__What to produce__.
Each line containing the word "Program" needs to be copied.

__Available records__.
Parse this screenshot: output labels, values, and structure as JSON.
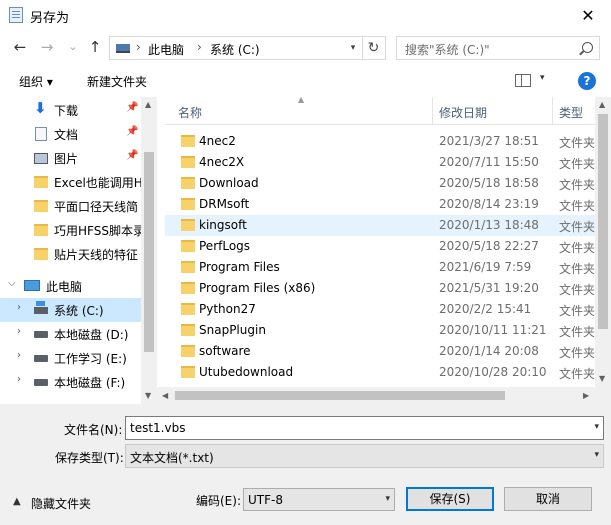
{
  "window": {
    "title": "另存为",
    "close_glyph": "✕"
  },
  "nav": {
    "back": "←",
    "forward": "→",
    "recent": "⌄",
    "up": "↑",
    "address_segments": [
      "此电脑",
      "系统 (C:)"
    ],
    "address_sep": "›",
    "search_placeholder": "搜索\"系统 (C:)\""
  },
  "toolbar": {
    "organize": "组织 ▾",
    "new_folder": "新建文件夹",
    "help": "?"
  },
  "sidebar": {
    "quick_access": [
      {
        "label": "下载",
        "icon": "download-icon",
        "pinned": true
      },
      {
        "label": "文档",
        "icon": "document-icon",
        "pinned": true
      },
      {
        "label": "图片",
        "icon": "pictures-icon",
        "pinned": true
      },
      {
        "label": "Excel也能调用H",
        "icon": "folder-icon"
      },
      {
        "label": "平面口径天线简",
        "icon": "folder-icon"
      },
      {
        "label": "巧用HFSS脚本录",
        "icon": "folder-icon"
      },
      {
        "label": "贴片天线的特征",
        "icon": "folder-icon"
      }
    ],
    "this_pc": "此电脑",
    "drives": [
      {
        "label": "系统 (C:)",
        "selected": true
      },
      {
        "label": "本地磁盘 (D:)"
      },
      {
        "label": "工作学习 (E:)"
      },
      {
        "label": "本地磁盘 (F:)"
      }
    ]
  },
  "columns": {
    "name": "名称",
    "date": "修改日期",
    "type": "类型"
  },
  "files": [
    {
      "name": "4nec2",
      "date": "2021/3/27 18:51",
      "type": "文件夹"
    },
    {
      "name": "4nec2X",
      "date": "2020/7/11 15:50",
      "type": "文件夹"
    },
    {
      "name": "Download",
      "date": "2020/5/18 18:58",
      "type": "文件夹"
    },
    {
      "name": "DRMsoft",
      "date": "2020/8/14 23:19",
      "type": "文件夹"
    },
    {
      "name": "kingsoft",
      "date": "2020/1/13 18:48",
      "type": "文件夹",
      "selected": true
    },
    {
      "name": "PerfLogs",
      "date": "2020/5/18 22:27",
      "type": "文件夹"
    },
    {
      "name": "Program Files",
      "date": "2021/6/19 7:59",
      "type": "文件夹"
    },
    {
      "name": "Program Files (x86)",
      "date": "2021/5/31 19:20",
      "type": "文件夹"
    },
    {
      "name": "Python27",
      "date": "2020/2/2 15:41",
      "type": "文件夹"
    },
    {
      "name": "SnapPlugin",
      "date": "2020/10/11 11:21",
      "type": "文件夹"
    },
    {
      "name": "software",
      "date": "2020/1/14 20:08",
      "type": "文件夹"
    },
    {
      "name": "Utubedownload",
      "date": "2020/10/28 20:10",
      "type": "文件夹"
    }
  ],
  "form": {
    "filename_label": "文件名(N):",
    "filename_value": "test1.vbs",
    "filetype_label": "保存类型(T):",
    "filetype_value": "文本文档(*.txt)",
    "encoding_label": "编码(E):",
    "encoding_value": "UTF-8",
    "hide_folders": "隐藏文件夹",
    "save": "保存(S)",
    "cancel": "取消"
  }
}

__Full solution__.
      "name": "Program Files",
      "name": "Program Files (x86)",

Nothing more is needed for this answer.